**BRIEF**
All of the data below should be written out exactly.

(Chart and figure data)
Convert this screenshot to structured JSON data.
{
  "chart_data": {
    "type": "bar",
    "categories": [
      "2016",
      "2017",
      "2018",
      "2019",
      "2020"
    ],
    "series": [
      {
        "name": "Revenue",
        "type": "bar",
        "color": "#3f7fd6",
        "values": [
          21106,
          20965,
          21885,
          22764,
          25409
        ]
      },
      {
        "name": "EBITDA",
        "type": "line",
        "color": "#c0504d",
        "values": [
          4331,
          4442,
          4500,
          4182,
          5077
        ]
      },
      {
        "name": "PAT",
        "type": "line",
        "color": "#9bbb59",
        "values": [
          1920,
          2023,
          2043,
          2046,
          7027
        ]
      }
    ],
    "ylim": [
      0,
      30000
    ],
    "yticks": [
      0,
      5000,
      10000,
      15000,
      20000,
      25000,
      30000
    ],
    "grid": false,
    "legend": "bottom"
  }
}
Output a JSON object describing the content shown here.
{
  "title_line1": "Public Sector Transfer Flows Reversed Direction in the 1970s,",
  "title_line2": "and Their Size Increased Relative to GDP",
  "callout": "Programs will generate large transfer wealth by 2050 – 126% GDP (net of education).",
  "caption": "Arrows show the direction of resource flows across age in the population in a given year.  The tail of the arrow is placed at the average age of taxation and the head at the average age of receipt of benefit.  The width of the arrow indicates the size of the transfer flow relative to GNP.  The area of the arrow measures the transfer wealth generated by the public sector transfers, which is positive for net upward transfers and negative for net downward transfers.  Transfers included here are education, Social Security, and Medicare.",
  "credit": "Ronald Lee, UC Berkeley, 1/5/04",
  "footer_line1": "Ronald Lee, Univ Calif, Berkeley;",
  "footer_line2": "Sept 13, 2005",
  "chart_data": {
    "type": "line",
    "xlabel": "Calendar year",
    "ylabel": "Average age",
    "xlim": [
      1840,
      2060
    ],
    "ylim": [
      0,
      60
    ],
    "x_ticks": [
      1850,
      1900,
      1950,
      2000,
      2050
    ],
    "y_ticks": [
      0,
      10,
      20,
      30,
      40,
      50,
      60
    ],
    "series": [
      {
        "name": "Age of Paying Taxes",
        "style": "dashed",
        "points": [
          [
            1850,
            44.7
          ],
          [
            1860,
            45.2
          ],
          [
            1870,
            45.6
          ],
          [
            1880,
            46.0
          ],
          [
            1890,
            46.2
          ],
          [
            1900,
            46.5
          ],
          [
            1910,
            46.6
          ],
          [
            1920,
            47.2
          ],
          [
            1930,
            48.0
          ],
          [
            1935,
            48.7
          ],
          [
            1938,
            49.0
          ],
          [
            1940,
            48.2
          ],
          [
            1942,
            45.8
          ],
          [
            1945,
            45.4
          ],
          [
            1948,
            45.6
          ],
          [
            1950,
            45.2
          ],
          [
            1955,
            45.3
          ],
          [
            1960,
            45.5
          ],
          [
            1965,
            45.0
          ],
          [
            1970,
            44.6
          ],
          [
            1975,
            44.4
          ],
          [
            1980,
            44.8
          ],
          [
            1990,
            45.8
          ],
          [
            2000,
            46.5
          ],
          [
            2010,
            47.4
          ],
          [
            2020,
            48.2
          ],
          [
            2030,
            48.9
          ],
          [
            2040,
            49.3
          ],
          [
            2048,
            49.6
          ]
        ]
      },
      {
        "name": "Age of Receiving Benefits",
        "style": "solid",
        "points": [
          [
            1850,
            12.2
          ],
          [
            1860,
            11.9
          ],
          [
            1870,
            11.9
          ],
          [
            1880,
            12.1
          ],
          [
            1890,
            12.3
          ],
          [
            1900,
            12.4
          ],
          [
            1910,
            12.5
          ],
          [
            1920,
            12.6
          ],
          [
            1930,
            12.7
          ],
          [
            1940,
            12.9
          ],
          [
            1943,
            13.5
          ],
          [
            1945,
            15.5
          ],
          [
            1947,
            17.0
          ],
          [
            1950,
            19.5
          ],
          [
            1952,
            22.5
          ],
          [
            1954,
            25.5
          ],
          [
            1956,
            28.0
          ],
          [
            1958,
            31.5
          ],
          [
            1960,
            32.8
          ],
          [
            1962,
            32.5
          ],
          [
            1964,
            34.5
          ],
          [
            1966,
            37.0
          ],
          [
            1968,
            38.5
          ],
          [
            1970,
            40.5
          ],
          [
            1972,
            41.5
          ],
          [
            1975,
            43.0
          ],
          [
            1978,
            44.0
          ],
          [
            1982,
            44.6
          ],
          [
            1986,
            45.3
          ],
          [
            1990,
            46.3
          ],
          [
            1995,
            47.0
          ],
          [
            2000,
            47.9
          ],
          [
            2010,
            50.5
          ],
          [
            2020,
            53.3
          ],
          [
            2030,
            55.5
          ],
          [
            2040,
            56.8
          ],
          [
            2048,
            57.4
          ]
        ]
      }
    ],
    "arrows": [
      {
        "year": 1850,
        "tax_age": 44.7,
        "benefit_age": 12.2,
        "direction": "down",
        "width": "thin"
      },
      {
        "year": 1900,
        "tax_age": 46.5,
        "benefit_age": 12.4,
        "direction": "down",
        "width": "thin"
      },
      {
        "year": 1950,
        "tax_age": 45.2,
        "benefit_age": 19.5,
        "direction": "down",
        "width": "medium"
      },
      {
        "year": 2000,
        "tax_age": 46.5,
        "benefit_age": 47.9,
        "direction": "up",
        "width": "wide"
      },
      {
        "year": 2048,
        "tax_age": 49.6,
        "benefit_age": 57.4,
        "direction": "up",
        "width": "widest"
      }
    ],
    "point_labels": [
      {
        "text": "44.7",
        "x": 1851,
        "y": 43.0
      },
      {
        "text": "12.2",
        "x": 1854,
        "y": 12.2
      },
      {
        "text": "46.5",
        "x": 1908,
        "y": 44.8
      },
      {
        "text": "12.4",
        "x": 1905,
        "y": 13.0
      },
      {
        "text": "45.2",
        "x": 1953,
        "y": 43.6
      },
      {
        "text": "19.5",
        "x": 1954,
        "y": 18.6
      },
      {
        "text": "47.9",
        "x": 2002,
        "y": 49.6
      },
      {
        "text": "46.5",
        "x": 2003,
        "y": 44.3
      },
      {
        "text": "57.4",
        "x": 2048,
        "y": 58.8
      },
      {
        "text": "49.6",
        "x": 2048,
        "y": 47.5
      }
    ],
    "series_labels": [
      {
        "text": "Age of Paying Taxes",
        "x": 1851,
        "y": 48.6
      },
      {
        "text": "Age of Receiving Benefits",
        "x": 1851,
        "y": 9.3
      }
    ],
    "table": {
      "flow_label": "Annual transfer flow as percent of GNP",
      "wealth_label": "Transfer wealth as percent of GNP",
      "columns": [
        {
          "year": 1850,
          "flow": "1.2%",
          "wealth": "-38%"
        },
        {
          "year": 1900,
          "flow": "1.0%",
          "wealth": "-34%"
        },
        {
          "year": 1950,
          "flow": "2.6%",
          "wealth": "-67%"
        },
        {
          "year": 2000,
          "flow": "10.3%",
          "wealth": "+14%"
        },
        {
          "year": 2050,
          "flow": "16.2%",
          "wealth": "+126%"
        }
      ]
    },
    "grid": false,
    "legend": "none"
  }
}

**TASK SOLUTION**
Convert this screenshot to structured JSON data.
{
  "chart_data": {
    "type": "bar",
    "categories": [
      "2016",
      "2017",
      "2018",
      "2019",
      "2020"
    ],
    "series": [
      {
        "name": "Revenue",
        "type": "bar",
        "color": "#3f7fd6",
        "values": [
          21106,
          20965,
          21885,
          22764,
          25409
        ]
      },
      {
        "name": "EBITDA",
        "type": "line",
        "color": "#c0504d",
        "values": [
          4331,
          4442,
          4500,
          4182,
          5077
        ]
      },
      {
        "name": "PAT",
        "type": "line",
        "color": "#9bbb59",
        "values": [
          1920,
          2023,
          2043,
          2046,
          7027
        ]
      }
    ],
    "ylim": [
      0,
      30000
    ],
    "yticks": [
      0,
      5000,
      10000,
      15000,
      20000,
      25000,
      30000
    ],
    "grid": false,
    "legend": "bottom"
  }
}
Output a JSON object describing the content shown here.
{
  "title_line1": "Public Sector Transfer Flows Reversed Direction in the 1970s,",
  "title_line2": "and Their Size Increased Relative to GDP",
  "callout": "Programs will generate large transfer wealth by 2050 – 126% GDP (net of education).",
  "caption": "Arrows show the direction of resource flows across age in the population in a given year.  The tail of the arrow is placed at the average age of taxation and the head at the average age of receipt of benefit.  The width of the arrow indicates the size of the transfer flow relative to GNP.  The area of the arrow measures the transfer wealth generated by the public sector transfers, which is positive for net upward transfers and negative for net downward transfers.  Transfers included here are education, Social Security, and Medicare.",
  "credit": "Ronald Lee, UC Berkeley, 1/5/04",
  "footer_line1": "Ronald Lee, Univ Calif, Berkeley;",
  "footer_line2": "Sept 13, 2005",
  "chart_data": {
    "type": "line",
    "xlabel": "Calendar year",
    "ylabel": "Average age",
    "xlim": [
      1840,
      2060
    ],
    "ylim": [
      0,
      60
    ],
    "x_ticks": [
      1850,
      1900,
      1950,
      2000,
      2050
    ],
    "y_ticks": [
      0,
      10,
      20,
      30,
      40,
      50,
      60
    ],
    "series": [
      {
        "name": "Age of Paying Taxes",
        "style": "dashed",
        "points": [
          [
            1850,
            44.7
          ],
          [
            1860,
            45.2
          ],
          [
            1870,
            45.6
          ],
          [
            1880,
            46.0
          ],
          [
            1890,
            46.2
          ],
          [
            1900,
            46.5
          ],
          [
            1910,
            46.6
          ],
          [
            1920,
            47.2
          ],
          [
            1930,
            48.0
          ],
          [
            1935,
            48.7
          ],
          [
            1938,
            49.0
          ],
          [
            1940,
            48.2
          ],
          [
            1942,
            45.8
          ],
          [
            1945,
            45.4
          ],
          [
            1948,
            45.6
          ],
          [
            1950,
            45.2
          ],
          [
            1955,
            45.3
          ],
          [
            1960,
            45.5
          ],
          [
            1965,
            45.0
          ],
          [
            1970,
            44.6
          ],
          [
            1975,
            44.4
          ],
          [
            1980,
            44.8
          ],
          [
            1990,
            45.8
          ],
          [
            2000,
            46.5
          ],
          [
            2010,
            47.4
          ],
          [
            2020,
            48.2
          ],
          [
            2030,
            48.9
          ],
          [
            2040,
            49.3
          ],
          [
            2048,
            49.6
          ]
        ]
      },
      {
        "name": "Age of Receiving Benefits",
        "style": "solid",
        "points": [
          [
            1850,
            12.2
          ],
          [
            1860,
            11.9
          ],
          [
            1870,
            11.9
          ],
          [
            1880,
            12.1
          ],
          [
            1890,
            12.3
          ],
          [
            1900,
            12.4
          ],
          [
            1910,
            12.5
          ],
          [
            1920,
            12.6
          ],
          [
            1930,
            12.7
          ],
          [
            1940,
            12.9
          ],
          [
            1943,
            13.5
          ],
          [
            1945,
            15.5
          ],
          [
            1947,
            17.0
          ],
          [
            1950,
            19.5
          ],
          [
            1952,
            22.5
          ],
          [
            1954,
            25.5
          ],
          [
            1956,
            28.0
          ],
          [
            1958,
            31.5
          ],
          [
            1960,
            32.8
          ],
          [
            1962,
            32.5
          ],
          [
            1964,
            34.5
          ],
          [
            1966,
            37.0
          ],
          [
            1968,
            38.5
          ],
          [
            1970,
            40.5
          ],
          [
            1972,
            41.5
          ],
          [
            1975,
            43.0
          ],
          [
            1978,
            44.0
          ],
          [
            1982,
            44.6
          ],
          [
            1986,
            45.3
          ],
          [
            1990,
            46.3
          ],
          [
            1995,
            47.0
          ],
          [
            2000,
            47.9
          ],
          [
            2010,
            50.5
          ],
          [
            2020,
            53.3
          ],
          [
            2030,
            55.5
          ],
          [
            2040,
            56.8
          ],
          [
            2048,
            57.4
          ]
        ]
      }
    ],
    "arrows": [
      {
        "year": 1850,
        "tax_age": 44.7,
        "benefit_age": 12.2,
        "direction": "down",
        "width": "thin"
      },
      {
        "year": 1900,
        "tax_age": 46.5,
        "benefit_age": 12.4,
        "direction": "down",
        "width": "thin"
      },
      {
        "year": 1950,
        "tax_age": 45.2,
        "benefit_age": 19.5,
        "direction": "down",
        "width": "medium"
      },
      {
        "year": 2000,
        "tax_age": 46.5,
        "benefit_age": 47.9,
        "direction": "up",
        "width": "wide"
      },
      {
        "year": 2048,
        "tax_age": 49.6,
        "benefit_age": 57.4,
        "direction": "up",
        "width": "widest"
      }
    ],
    "point_labels": [
      {
        "text": "44.7",
        "x": 1851,
        "y": 43.0
      },
      {
        "text": "12.2",
        "x": 1854,
        "y": 12.2
      },
      {
        "text": "46.5",
        "x": 1908,
        "y": 44.8
      },
      {
        "text": "12.4",
        "x": 1905,
        "y": 13.0
      },
      {
        "text": "45.2",
        "x": 1953,
        "y": 43.6
      },
      {
        "text": "19.5",
        "x": 1954,
        "y": 18.6
      },
      {
        "text": "47.9",
        "x": 2002,
        "y": 49.6
      },
      {
        "text": "46.5",
        "x": 2003,
        "y": 44.3
      },
      {
        "text": "57.4",
        "x": 2048,
        "y": 58.8
      },
      {
        "text": "49.6",
        "x": 2048,
        "y": 47.5
      }
    ],
    "series_labels": [
      {
        "text": "Age of Paying Taxes",
        "x": 1851,
        "y": 48.6
      },
      {
        "text": "Age of Receiving Benefits",
        "x": 1851,
        "y": 9.3
      }
    ],
    "table": {
      "flow_label": "Annual transfer flow as percent of GNP",
      "wealth_label": "Transfer wealth as percent of GNP",
      "columns": [
        {
          "year": 1850,
          "flow": "1.2%",
          "wealth": "-38%"
        },
        {
          "year": 1900,
          "flow": "1.0%",
          "wealth": "-34%"
        },
        {
          "year": 1950,
          "flow": "2.6%",
          "wealth": "-67%"
        },
        {
          "year": 2000,
          "flow": "10.3%",
          "wealth": "+14%"
        },
        {
          "year": 2050,
          "flow": "16.2%",
          "wealth": "+126%"
        }
      ]
    },
    "grid": false,
    "legend": "none"
  }
}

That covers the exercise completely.